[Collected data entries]
————
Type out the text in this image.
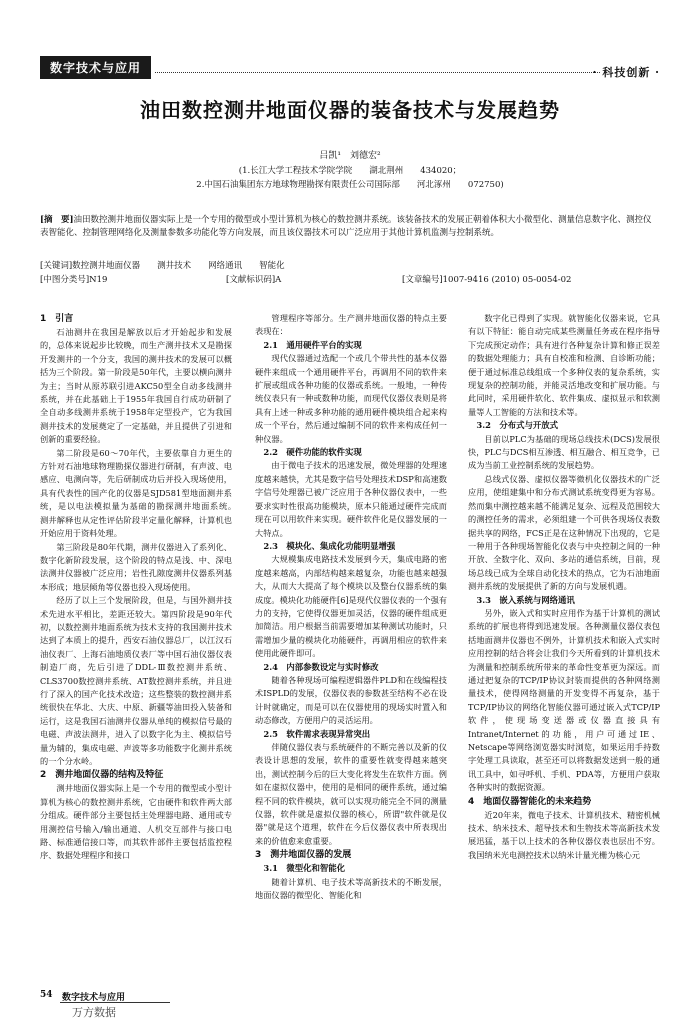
数字技术与应用	· 科技创新 ·
油田数控测井地面仪器的装备技术与发展趋势
吕凯¹　刘德宏²
(1.长江大学工程技术学院学院　　湖北荆州　　434020；
2.中国石油集团东方地球物理勘探有限责任公司国际部　　河北涿州　　072750)
[摘　要]油田数控测井地面仪器实际上是一个专用的微型或小型计算机为核心的数控测井系统。该装备技术的发展正朝着体积大小微型化、测量信息数字化、测控仪表智能化、控制管理网络化及测量参数多功能化等方向发展，而且该仪器技术可以广泛应用于其他计算机监测与控制系统。
[关键词]数控测井地面仪器　　测井技术　　网络通讯　　智能化
[中图分类号]N19	[文献标识码]A	[文章编号]1007-9416 (2010) 05-0054-02
1　引言

石油测井在我国是解放以后才开始起步和发展的，总体来说起步比较晚，而生产测井技术又是勘探开发测井的一个分支，我国的测井技术的发展可以概括为三个阶段。第一阶段是50年代，主要以横向测井为主；当时从原苏联引进AKC50型全自动多线测井系统，并在此基础上于1955年我国自行成功研制了全自动多线测井系统于1958年定型投产，它为我国测井技术的发展奠定了一定基础，并且提供了引进和创新的重要经验。

第二阶段是60～70年代，主要依靠自力更生的方针对石油地球物理勘探仪器进行研制，有声波、电感应、电测向等，先后研制成功后并投入现场使用，具有代表性的国产化的仪器是SJD581型地面测井系统，是以电法模拟量为基础的勘探测井地面系统。　测井解释也从定性评估阶段半定量化解释，计算机也开始应用于资料处理。

第三阶段是80年代期，测井仪器进入了系列化、数字化新阶段发展，这个阶段的特点是浅、中、深电法测井仪器被广泛应用；岩性孔隙度测井仪器系列基本形成；地层倾角等仪器也投入现场使用。

经历了以上三个发展阶段，但是，与国外测井技术先进水平相比，差距还较大。第四阶段是90年代初，以数控测井地面系统为技术支持的我国测井技术达到了本质上的提升，西安石油仪器总厂，以江汉石油仪表厂、上海石油地质仪表厂等中国石油仪器仪表制造厂商，先后引进了DDL-Ⅲ数控测井系统、CLS3700数控测井系统、AT数控测井系统，并且进行了深入的国产化技术改造；这些整装的数控测井系统很快在华北、大庆、中原、新疆等油田投入装备和运行，这是我国石油测井仪器从单纯的模拟信号最的电磁、声波法测井，进入了以数字化为主、模拟信号量为辅的，集成电磁、声波等多功能数字化测井系统的一个分水岭。

2　测井地面仪器的结构及特征

测井地面仪器实际上是一个专用的微型或小型计算机为核心的数控测井系统，它由硬件和软件两大部分组成。硬件部分主要包括主处理器电路、通用或专用测控信号输入/输出通道、人机交互部件与接口电路、标准通信接口等，而其软件部件主要包括监控程序、数据处理程序和接口

管理程序等部分。生产测井地面仪器的特点主要表现在：

2.1　通用硬件平台的实现

现代仪器通过选配一个或几个带共性的基本仪器硬件来组成一个通用硬件平台，再调用不同的软件来扩展或组成各种功能的仪器或系统。一般地，一种传统仪表只有一种或数种功能，而现代仪器仪表则是将具有上述一种或多种功能的通用硬件模块组合起来构成一个平台，然后通过编制不同的软件来构成任何一种仪器。

2.2　硬件功能的软件实现

由于微电子技术的迅速发展，微处理器的处理速度越来越快，尤其是数字信号处理技术DSP和高速数字信号处理器已被广泛应用于各种仪器仪表中，一些要求实时性很高功能模块，原本只能通过硬件完成而现在可以用软件来实现。硬件软件化是仪器发展的一大特点。

2.3　模块化、集成化功能明显增强

大规模集成电路技术发展到今天，集成电路的密度越来越高，内部结构越来越复杂，功能也越来越强大，从而大大提高了每个模块以及整台仪器系统的集成度。模块化功能硬件[6]是现代仪器仪表的一个强有力的支持，它使得仪器更加灵活，仪器的硬件组成更加简洁。用户根据当前需要增加某种测试功能时，只需增加少量的模块化功能硬件，再调用相应的软件来使用此硬件即可。

2.4　内部参数设定与实时修改

随着各种现场可编程逻辑器件PLD和在线编程技术ISPLD的发展，仪器仪表的参数甚至结构不必在设计时就确定，而是可以在仪器使用的现场实时置入和动态修改，方便用户的灵活运用。

2.5　软件需求表现异常突出

伴随仪器仪表与系统硬件的不断完善以及新的仪表设计思想的发展，软件的重要性就变得越来越突出，测试控制今后的巨大变化将发生在软件方面。例如在虚拟仪器中，使用的是相同的硬件系统，通过编程不同的软件模块，就可以实现功能完全不同的测量仪器，软件就是虚拟仪器的核心，所谓"软件就是仪器"就是这个道理，软件在今后仪器仪表中所表现出来的价值愈来愈重要。

3　测井地面仪器的发展
3.1　微型化和智能化

随着计算机、电子技术等高新技术的不断发展，地面仪器的微型化、智能化和

数字化已得到了实现。就智能化仪器来说，它具有以下特征：能自动完成某些测量任务或在程序指导下完成预定动作；具有进行各种复杂计算和修正误差的数据处理能力；具有自校准和检测、自诊断功能；便于通过标准总线组成一个多种仪表的复杂系统，实现复杂的控制功能，并能灵活地改变和扩展功能。与此同时，采用硬件软化、软件集成、虚拟显示和软测量等人工智能的方法和技术等。

3.2　分布式与开放式

目前以PLC为基础的现场总线技术(DCS)发展很快，PLC与DCS相互渗透、相互融合、相互竞争，已成为当前工业控制系统的发展趋势。

总线式仪器、虚拟仪器等微机化仪器技术的广泛应用，使组建集中和分布式测试系统变得更为容易。然而集中测控越来越不能满足复杂、远程及范围较大的测控任务的需求，必须组建一个可供各现场仪表数据共享的网络，FCS正是在这种情况下出现的，它是一种用于各种现场智能化仪表与中央控制之间的一种开放、全数字化、双向、多站的通信系统，目前，现场总线已成为全球自动化技术的热点，它为石油地面测井系统的发展提供了新的方向与发展机遇。

3.3　嵌入系统与网络通讯

另外，嵌入式和实时应用作为基于计算机的测试系统的扩展也将得到迅速发展。各种测量仪器仪表包括地面测井仪器也不例外，计算机技术和嵌入式实时应用控制的结合将会让我们今天所看到的计算机技术为测量和控制系统所带来的革命性变革更为深远。而通过把复杂的TCP/IP协议封装而提供的各种网络测量技术，使得网络测量的开发变得不再复杂，基于TCP/IP协议的网络化智能仪器可通过嵌入式TCP/IP软件，使现场变送器或仪器直接具有Intranet/Internet的功能，用户可通过IE、Netscape等网络浏览器实时浏览，如果运用手持数字处理工具读取，甚至还可以将数据发送到一般的通讯工具中，如寻呼机、手机、PDA等，方便用户获取各种实时的数据资源。

4　地面仪器智能化的未来趋势

近20年来，微电子技术、计算机技术、精密机械技术、纳米技术、超导技术和生物技术等高新技术发展迅猛，基于以上技术的各种仪器仪表也层出不穷。我国纳米光电测控技术以纳米计量光栅为核心元

54 数字技术与应用
万方数据
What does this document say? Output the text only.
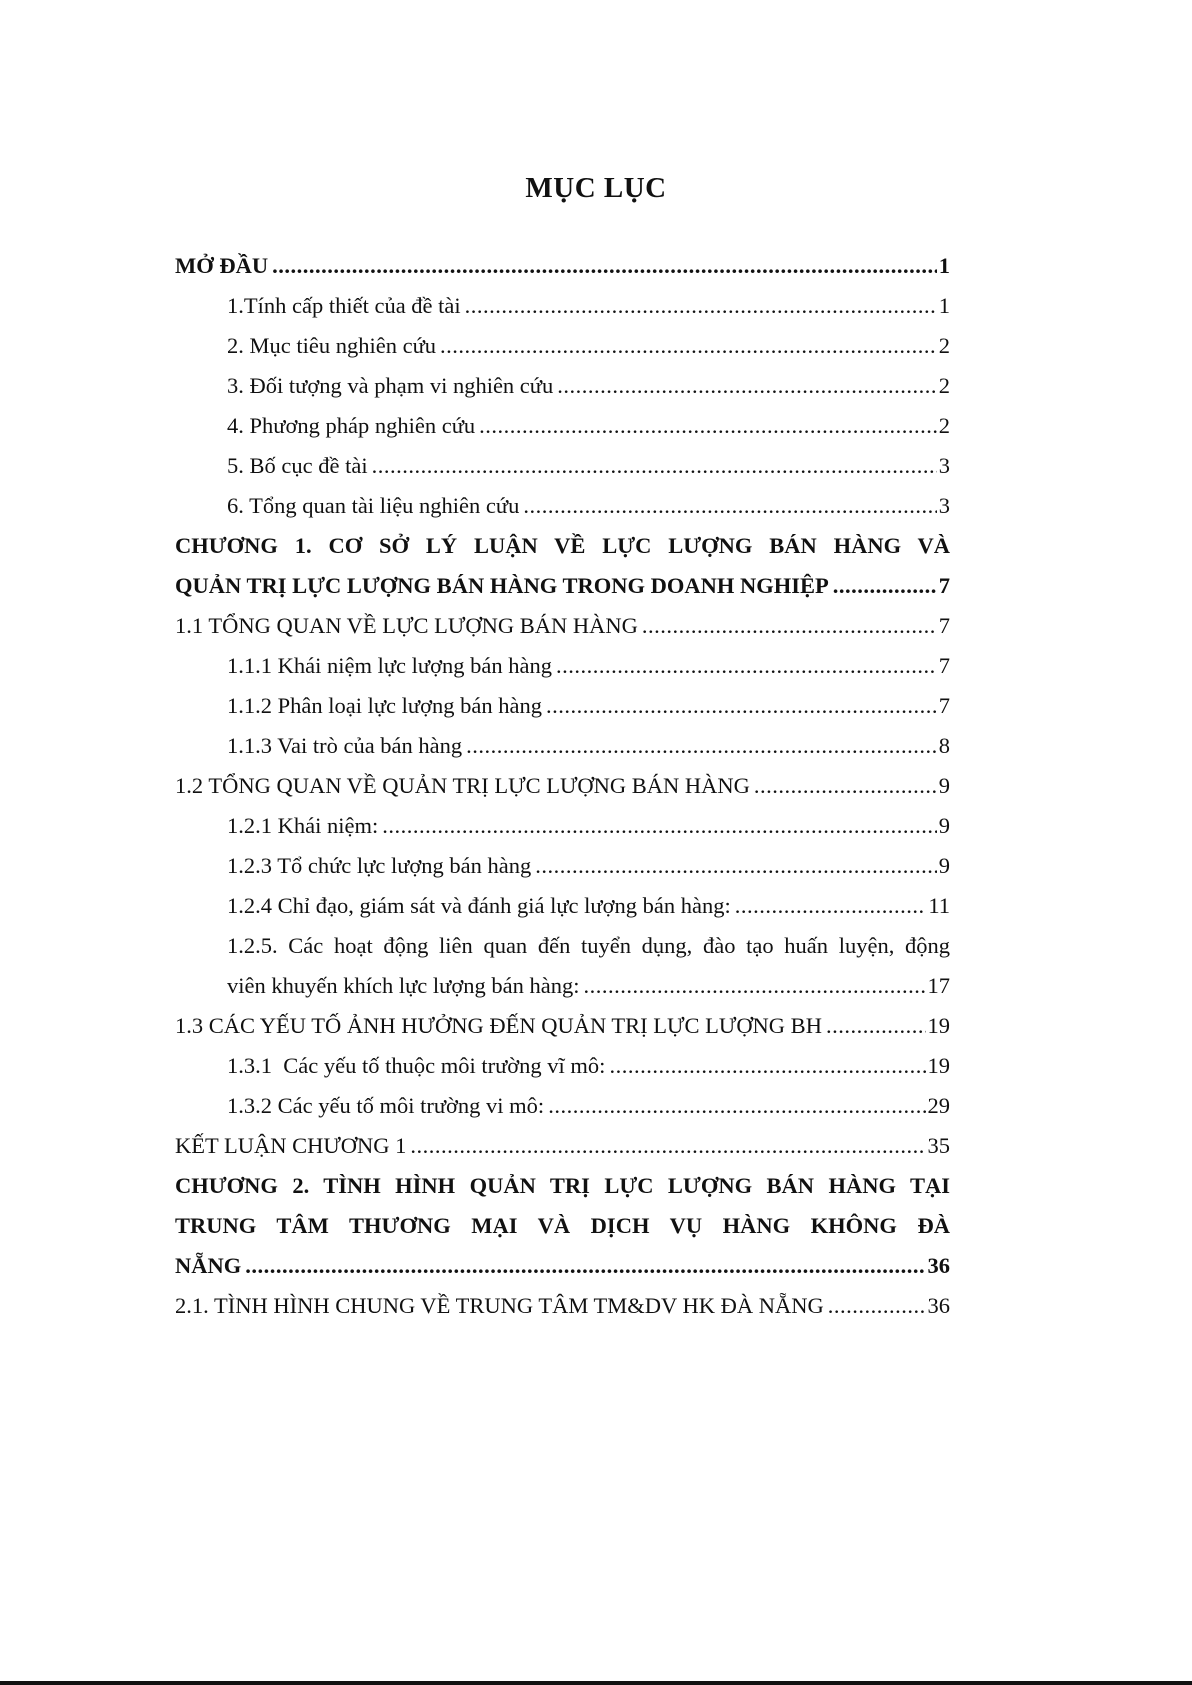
MỤC LỤC
MỞ ĐẦU .....	1
1.Tính cấp thiết của đề tài .....	1
2. Mục tiêu nghiên cứu .....	2
3. Đối tượng và phạm vi nghiên cứu .....	2
4. Phương pháp nghiên cứu .....	2
5. Bố cục đề tài .....	3
6. Tổng quan tài liệu nghiên cứu .....	3
CHƯƠNG 1. CƠ SỞ LÝ LUẬN VỀ LỰC LƯỢNG BÁN HÀNG VÀ
QUẢN TRỊ LỰC LƯỢNG BÁN HÀNG TRONG DOANH NGHIỆP .....	7
1.1 TỔNG QUAN VỀ LỰC LƯỢNG BÁN HÀNG .....	7
1.1.1 Khái niệm lực lượng bán hàng .....	7
1.1.2 Phân loại lực lượng bán hàng .....	7
1.1.3 Vai trò của bán hàng .....	8
1.2 TỔNG QUAN VỀ QUẢN TRỊ LỰC LƯỢNG BÁN HÀNG .....	9
1.2.1 Khái niệm: .....	9
1.2.3 Tổ chức lực lượng bán hàng .....	9
1.2.4 Chỉ đạo, giám sát và đánh giá lực lượng bán hàng: .....	11
1.2.5. Các hoạt động liên quan đến tuyển dụng, đào tạo huấn luyện, động
viên khuyến khích lực lượng bán hàng: .....	17
1.3 CÁC YẾU TỐ ẢNH HƯỞNG ĐẾN QUẢN TRỊ LỰC LƯỢNG BH .....	19
1.3.1  Các yếu tố thuộc môi trường vĩ mô: .....	19
1.3.2 Các yếu tố môi trường vi mô: .....	29
KẾT LUẬN CHƯƠNG 1 .....	35
CHƯƠNG 2. TÌNH HÌNH QUẢN TRỊ LỰC LƯỢNG BÁN HÀNG TẠI
TRUNG TÂM THƯƠNG MẠI VÀ DỊCH VỤ HÀNG KHÔNG ĐÀ
NẴNG .....	36
2.1. TÌNH HÌNH CHUNG VỀ TRUNG TÂM TM&DV HK ĐÀ NẴNG .....	36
————
### Goal of the exercise
State the number of lines in the records that include "NẴNG", and write nothing else.

### Output of the exercise
2